(Data items)
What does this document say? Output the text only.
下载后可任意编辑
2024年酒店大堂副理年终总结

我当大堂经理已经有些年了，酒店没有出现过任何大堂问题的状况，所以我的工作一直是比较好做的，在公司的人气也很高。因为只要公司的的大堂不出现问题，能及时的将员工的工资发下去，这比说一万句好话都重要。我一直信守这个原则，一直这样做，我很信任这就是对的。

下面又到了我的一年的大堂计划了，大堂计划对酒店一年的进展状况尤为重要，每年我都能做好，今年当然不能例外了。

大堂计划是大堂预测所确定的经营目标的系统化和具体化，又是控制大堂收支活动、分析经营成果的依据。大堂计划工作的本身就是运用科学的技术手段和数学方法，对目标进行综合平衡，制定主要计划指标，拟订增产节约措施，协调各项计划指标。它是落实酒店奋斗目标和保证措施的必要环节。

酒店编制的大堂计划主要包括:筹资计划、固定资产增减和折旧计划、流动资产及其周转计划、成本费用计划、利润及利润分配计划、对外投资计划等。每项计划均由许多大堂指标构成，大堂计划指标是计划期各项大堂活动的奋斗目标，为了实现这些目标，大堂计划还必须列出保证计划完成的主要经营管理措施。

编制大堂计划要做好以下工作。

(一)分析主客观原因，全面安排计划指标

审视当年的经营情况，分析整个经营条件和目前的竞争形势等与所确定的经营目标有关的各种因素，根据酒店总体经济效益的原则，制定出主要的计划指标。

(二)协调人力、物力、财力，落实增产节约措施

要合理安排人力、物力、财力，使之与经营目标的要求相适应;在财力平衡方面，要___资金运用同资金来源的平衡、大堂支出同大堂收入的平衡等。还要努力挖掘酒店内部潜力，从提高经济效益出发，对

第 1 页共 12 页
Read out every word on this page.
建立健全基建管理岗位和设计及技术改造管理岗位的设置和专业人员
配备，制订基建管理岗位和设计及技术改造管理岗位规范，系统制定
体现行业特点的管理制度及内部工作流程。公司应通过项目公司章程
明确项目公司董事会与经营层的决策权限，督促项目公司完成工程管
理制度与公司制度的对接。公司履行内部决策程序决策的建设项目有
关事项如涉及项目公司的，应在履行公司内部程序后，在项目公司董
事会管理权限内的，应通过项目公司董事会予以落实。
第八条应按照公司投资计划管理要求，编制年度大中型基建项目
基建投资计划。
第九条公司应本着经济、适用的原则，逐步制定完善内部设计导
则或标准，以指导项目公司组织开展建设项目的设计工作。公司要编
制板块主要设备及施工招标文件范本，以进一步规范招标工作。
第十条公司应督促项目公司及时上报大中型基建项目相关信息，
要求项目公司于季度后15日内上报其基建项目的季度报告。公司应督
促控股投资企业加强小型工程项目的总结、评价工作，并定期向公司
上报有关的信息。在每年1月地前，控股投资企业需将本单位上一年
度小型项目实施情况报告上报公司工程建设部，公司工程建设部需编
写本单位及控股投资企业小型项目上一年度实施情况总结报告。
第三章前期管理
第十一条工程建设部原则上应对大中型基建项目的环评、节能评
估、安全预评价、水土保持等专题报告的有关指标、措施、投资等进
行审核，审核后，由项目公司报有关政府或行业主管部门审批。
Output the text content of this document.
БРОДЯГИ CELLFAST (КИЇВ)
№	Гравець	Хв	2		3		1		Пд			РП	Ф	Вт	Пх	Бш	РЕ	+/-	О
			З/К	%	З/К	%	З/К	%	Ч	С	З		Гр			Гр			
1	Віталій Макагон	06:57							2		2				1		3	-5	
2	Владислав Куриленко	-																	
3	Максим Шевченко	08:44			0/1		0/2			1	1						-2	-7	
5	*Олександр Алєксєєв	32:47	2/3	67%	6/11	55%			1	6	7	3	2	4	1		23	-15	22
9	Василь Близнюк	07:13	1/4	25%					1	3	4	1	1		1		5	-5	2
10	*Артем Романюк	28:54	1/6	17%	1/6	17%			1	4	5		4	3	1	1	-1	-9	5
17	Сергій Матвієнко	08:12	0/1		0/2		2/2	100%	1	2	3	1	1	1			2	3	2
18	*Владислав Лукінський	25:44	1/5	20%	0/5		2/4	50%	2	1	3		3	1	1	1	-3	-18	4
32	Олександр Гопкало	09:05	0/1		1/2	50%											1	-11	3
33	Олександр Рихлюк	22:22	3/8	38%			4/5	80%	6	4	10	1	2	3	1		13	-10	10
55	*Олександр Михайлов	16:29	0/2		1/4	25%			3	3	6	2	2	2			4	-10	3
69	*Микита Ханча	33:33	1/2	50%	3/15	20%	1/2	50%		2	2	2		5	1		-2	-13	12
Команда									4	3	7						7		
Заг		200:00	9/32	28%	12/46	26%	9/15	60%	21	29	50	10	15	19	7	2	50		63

_Your objective_
Copy all lines from the listing that contain "Output".

_Full solution_
What does this document say? Output the text only.
Output the text content of this document.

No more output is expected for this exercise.